### EXTRAIT CHOISI
>>>

René

Film français de Alain Cavalier

Avec Joël Lefrançois, Thomas Duboc, Nathalie Grandcamp

Sortie le 13-11-2002
 
   

Par Henri Lanoë


Durée: 1h25

 
 
   

Cavalier seul

Je suis très perplexe devant ce film, car j’ai suivi l’atypique parcours d’Alain Cavalier depuis ses débuts et j’ai une grande estime pour les choix qu’il a faits, s’écartant volontairement du circuit des productions commerciales traditionnelles dès les années 70.

Quelques rares films jalonnent sa carrière à partir de cette date, tous intéressants parce que tous personnels. Il est un des rares cinéastes donnant l’impression que son rapport au film est de la même nature intime que celui du peintre devant sa toile ou du romancier devant sa feuille blanche. C’est pour cela que la caméra DV paraît être un outil artistique idéal dans ses mains, et non pas un simple gadget destiné à faire des économies sur l’équipe et les frais de labo.

" La Rencontre " (1996), véritable journal intime où il nous livre son bonheur d’avoir retrouvé l’amour d’une femme, est une confession bouleversante et me semble marquer l’apogée du " système " Cavalier.

<<<

### CONSIGNES
a. Donnez tous les acteurs que la critique du film René mentionne.
b. Reproduisez à l'identique le passage de la critique du film René qui s'ouvre sur les mots contenant "Durée: 1h25" et se ferme sur "frais de labo.".

### DONNÉES FOURNIES
>>>

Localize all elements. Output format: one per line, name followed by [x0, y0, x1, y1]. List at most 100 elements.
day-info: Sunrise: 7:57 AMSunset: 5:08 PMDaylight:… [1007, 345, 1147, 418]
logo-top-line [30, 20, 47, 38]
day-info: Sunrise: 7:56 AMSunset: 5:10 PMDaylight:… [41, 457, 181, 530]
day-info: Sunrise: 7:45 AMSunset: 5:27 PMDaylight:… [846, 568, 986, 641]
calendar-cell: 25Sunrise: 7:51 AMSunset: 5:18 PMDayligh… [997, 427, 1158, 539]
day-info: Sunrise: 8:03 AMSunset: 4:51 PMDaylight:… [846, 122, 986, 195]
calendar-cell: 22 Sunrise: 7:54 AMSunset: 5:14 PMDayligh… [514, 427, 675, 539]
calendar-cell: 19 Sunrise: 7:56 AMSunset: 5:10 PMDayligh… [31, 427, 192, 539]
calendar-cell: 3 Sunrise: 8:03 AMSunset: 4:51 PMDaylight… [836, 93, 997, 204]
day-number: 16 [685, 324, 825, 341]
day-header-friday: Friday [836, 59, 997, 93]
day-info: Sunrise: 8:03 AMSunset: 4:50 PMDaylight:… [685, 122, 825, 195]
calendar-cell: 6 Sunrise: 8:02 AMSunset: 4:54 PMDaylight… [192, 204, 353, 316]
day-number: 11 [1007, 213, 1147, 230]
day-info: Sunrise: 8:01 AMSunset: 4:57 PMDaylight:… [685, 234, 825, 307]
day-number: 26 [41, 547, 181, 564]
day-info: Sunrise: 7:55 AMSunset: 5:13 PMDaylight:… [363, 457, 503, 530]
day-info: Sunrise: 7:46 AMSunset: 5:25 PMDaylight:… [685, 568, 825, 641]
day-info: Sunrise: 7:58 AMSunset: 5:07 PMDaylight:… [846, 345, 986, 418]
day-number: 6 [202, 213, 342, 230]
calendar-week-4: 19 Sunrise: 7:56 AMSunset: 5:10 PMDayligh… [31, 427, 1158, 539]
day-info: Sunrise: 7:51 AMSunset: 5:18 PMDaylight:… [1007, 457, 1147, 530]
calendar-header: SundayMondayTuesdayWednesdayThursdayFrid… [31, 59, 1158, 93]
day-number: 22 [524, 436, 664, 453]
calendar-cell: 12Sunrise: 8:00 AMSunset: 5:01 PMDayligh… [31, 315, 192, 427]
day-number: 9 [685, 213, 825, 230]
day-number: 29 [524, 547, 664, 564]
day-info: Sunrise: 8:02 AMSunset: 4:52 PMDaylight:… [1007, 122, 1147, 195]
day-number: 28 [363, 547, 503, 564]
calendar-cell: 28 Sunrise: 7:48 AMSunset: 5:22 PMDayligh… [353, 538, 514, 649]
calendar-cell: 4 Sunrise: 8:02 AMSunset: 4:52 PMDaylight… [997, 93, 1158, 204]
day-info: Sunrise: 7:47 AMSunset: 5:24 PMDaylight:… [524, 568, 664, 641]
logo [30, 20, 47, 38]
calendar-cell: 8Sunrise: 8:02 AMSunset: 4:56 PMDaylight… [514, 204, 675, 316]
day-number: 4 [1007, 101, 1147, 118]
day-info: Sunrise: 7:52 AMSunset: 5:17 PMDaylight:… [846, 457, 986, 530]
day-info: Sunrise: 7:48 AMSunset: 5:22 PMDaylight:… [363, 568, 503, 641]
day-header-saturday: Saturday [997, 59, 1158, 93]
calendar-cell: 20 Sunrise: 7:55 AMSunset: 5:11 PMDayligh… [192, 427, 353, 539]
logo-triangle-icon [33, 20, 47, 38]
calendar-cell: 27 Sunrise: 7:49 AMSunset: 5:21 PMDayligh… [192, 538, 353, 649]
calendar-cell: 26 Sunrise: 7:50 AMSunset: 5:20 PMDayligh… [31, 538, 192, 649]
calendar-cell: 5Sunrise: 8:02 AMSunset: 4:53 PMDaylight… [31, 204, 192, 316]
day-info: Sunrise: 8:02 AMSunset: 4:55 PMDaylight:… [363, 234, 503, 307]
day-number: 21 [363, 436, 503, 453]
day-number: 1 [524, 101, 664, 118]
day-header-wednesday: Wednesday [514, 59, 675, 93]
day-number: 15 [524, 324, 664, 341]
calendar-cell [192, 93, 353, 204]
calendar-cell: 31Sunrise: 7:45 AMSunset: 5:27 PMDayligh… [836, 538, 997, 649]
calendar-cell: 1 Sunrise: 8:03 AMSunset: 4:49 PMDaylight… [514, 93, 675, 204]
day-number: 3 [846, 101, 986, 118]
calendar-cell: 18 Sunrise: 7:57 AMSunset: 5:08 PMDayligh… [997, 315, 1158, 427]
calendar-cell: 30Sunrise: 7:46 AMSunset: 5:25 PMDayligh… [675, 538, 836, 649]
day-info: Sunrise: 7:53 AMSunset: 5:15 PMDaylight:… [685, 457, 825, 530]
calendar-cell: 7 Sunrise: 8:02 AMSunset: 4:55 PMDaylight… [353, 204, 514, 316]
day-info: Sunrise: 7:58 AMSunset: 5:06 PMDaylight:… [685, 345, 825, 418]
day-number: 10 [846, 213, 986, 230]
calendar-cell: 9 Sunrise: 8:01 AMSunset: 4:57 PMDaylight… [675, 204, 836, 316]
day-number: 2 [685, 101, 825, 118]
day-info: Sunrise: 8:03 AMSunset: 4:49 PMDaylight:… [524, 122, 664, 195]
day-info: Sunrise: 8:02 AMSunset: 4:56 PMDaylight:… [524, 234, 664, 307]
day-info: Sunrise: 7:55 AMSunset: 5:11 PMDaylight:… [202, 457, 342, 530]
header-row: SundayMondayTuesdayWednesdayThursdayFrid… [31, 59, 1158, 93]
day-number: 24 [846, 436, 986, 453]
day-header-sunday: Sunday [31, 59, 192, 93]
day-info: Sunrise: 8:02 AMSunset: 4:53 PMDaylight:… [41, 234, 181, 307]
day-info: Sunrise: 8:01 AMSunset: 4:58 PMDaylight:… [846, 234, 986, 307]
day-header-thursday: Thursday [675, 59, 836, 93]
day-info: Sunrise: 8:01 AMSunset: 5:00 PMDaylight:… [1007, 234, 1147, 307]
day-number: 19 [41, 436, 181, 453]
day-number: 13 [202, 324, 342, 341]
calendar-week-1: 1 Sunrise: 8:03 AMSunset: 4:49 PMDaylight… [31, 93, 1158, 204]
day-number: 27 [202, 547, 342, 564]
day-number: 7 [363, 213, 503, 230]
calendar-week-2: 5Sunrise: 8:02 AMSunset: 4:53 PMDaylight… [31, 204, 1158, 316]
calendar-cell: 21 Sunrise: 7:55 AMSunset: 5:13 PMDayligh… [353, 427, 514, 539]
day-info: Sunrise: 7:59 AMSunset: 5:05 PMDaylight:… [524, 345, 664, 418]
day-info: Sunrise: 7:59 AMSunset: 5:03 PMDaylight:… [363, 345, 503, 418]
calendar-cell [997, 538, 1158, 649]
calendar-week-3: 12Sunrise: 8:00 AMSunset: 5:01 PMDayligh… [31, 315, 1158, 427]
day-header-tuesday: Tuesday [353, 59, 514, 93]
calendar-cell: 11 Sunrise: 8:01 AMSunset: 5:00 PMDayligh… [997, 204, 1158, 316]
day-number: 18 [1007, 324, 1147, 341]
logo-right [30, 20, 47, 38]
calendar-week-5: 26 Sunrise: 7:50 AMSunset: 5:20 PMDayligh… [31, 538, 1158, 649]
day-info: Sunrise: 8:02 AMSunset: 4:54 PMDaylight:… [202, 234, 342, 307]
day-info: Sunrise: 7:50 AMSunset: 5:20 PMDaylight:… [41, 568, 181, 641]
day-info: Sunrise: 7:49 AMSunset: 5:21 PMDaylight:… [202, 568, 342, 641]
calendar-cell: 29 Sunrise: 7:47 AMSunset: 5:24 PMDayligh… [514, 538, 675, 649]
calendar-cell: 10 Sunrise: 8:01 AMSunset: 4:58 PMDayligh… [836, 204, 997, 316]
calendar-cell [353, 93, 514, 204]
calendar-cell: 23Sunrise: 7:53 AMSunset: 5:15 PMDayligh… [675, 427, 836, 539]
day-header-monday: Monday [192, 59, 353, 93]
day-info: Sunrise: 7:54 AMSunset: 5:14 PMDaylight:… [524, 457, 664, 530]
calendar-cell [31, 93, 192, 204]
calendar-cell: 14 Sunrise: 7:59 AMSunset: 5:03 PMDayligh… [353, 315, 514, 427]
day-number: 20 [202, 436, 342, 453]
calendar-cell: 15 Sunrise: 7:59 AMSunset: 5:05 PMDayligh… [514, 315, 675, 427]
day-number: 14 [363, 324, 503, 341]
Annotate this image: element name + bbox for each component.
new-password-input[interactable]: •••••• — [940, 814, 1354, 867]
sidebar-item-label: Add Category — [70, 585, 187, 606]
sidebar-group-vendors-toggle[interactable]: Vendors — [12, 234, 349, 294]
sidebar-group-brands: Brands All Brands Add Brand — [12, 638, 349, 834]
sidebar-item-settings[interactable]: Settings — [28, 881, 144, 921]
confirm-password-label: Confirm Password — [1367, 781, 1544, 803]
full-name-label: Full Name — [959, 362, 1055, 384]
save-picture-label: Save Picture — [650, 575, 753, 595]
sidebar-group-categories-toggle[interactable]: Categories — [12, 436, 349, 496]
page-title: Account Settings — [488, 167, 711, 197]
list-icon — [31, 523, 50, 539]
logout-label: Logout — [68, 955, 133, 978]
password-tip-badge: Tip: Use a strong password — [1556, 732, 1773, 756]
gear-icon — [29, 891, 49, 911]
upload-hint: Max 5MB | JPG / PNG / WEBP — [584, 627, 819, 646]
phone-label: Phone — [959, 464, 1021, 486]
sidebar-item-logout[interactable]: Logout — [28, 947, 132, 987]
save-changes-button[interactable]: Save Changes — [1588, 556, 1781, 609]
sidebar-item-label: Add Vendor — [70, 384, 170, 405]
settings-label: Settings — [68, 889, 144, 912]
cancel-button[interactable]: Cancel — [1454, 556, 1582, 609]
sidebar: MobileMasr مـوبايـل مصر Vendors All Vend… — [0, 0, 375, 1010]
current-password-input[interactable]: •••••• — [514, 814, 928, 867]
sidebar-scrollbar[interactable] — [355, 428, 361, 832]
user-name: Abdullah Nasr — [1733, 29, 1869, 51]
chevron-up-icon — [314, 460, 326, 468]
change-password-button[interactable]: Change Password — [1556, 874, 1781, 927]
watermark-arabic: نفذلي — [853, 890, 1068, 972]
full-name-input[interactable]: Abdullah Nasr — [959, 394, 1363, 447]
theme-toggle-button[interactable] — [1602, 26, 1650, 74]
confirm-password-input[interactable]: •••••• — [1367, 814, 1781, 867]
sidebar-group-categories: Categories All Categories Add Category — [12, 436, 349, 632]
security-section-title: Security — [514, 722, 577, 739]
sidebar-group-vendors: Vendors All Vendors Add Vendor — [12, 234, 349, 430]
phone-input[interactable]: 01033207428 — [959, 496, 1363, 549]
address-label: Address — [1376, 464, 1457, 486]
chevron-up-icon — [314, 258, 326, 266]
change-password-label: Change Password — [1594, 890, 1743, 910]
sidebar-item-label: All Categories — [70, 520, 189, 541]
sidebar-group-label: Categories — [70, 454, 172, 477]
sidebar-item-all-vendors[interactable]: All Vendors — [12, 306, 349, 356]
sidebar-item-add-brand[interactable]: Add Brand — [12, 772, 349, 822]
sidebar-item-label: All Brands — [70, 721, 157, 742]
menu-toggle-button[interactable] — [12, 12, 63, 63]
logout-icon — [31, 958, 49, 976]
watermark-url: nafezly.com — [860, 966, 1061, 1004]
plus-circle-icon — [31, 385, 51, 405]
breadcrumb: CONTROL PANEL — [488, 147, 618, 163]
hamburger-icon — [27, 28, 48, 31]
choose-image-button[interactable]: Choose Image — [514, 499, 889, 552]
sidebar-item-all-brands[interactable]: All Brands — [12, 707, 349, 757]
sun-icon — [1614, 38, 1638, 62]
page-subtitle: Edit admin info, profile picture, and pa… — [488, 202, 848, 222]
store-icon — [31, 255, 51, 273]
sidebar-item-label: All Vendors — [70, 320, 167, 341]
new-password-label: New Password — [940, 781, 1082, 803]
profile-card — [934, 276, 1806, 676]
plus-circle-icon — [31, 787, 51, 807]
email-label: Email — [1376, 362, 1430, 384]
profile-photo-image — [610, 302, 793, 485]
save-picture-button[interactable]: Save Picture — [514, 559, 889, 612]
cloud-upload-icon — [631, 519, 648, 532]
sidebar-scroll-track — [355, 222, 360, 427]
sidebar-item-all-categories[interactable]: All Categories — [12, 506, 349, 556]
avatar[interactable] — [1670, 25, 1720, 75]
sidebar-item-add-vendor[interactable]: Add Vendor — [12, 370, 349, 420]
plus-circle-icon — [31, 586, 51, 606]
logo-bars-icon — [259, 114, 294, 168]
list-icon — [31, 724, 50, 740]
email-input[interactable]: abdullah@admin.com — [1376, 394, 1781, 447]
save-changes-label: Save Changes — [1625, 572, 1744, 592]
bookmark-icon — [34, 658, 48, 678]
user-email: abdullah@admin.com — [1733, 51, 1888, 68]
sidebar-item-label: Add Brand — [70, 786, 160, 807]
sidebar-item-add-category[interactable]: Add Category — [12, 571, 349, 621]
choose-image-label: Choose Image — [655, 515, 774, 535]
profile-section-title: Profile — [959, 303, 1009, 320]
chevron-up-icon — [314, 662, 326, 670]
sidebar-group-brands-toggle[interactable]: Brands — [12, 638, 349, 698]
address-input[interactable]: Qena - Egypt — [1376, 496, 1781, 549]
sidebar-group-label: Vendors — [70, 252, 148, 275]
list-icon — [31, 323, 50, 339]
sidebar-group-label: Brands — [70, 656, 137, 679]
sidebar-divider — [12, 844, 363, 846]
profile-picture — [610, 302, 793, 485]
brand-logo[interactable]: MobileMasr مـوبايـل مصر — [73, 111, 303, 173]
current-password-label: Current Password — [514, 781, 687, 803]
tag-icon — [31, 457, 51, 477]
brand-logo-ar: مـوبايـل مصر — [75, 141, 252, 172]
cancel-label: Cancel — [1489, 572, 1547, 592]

<<<

### CORRIGÉ
a. Joël Lefrançois, Thomas Duboc, Nathalie Grandcamp

b.
Durée: 1h25

 
 
   

Cavalier seul

Je suis très perplexe devant ce film, car j’ai suivi l’atypique parcours d’Alain Cavalier depuis ses débuts et j’ai une grande estime pour les choix qu’il a faits, s’écartant volontairement du circuit des productions commerciales traditionnelles dès les années 70.

Quelques rares films jalonnent sa carrière à partir de cette date, tous intéressants parce que tous personnels. Il est un des rares cinéastes donnant l’impression que son rapport au film est de la même nature intime que celui du peintre devant sa toile ou du romancier devant sa feuille blanche. C’est pour cela que la caméra DV paraît être un outil artistique idéal dans ses mains, et non pas un simple gadget destiné à faire des économies sur l’équipe et les frais de labo.